§ **Problem requirements**: Filter the records below and copy every line containing the word "Banana".

=======

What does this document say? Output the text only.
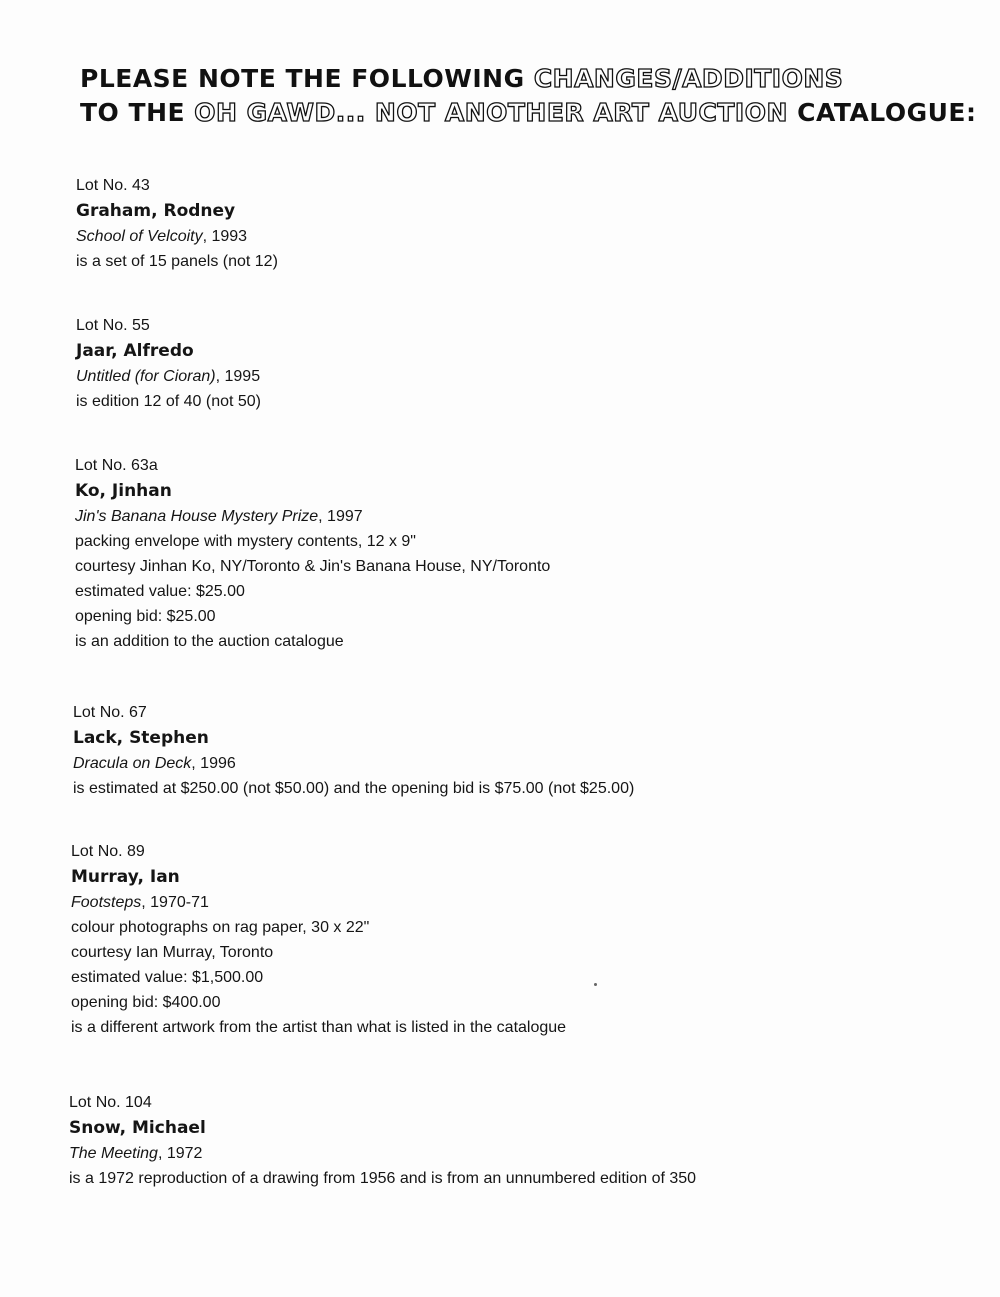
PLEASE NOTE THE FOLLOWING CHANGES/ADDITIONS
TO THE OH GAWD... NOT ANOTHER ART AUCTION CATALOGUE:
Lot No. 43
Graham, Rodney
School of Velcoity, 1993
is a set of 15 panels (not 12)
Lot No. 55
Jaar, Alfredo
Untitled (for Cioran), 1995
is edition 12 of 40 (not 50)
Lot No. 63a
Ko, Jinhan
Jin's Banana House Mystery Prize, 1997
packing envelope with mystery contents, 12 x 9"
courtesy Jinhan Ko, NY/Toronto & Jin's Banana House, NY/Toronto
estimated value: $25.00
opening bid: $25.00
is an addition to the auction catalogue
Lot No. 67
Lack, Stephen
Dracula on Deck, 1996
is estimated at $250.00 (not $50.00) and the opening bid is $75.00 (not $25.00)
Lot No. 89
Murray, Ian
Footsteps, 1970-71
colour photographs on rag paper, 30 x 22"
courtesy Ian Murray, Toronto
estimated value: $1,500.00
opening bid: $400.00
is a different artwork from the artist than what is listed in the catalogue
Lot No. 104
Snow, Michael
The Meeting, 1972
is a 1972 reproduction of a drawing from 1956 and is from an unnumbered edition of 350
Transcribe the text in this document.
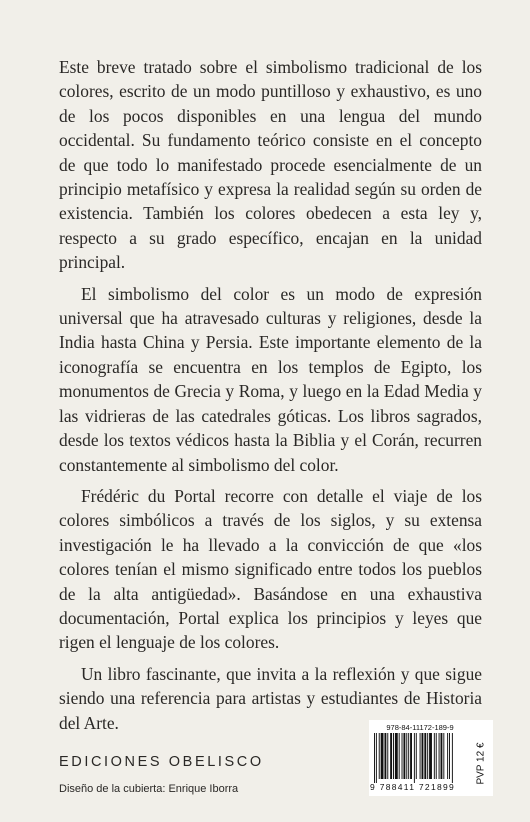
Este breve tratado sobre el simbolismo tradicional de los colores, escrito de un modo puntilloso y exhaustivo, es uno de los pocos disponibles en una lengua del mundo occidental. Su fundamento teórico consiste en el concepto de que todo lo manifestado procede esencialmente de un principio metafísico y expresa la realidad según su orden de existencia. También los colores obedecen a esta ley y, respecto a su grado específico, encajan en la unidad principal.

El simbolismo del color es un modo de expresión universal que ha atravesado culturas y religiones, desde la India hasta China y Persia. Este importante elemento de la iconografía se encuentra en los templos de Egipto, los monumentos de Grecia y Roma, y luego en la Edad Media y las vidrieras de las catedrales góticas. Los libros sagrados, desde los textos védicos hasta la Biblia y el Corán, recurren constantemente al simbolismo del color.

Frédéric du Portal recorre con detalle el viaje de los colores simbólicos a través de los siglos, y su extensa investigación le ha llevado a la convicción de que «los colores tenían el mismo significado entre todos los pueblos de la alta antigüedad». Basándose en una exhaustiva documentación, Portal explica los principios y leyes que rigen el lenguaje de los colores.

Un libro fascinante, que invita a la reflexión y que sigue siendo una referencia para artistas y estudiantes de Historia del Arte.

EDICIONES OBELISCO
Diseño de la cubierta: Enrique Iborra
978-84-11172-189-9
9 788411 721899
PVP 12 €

=======

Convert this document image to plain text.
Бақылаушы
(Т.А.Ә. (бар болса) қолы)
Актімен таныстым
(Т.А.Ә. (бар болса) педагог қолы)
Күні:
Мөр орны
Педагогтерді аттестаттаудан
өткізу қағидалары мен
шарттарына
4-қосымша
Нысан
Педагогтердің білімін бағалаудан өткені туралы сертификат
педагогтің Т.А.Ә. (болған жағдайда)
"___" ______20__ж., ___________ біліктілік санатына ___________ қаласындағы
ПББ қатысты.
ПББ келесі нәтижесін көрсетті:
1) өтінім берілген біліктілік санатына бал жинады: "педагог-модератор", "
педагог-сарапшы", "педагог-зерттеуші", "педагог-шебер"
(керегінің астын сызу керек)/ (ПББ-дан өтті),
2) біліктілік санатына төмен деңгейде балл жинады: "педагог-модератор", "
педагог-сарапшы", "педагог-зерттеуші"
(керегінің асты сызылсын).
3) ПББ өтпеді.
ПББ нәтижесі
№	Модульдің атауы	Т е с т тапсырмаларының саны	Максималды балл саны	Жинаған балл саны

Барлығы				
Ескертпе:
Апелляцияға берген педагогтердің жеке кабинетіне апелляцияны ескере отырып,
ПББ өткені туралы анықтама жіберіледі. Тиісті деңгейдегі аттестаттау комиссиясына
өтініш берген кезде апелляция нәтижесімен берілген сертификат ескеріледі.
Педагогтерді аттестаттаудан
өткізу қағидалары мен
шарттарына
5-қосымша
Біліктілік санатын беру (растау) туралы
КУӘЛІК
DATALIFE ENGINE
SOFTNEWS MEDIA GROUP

=======

§ **Task response**:
Jin's Banana House Mystery Prize, 1997
courtesy Jinhan Ko, NY/Toronto & Jin's Banana House, NY/Toronto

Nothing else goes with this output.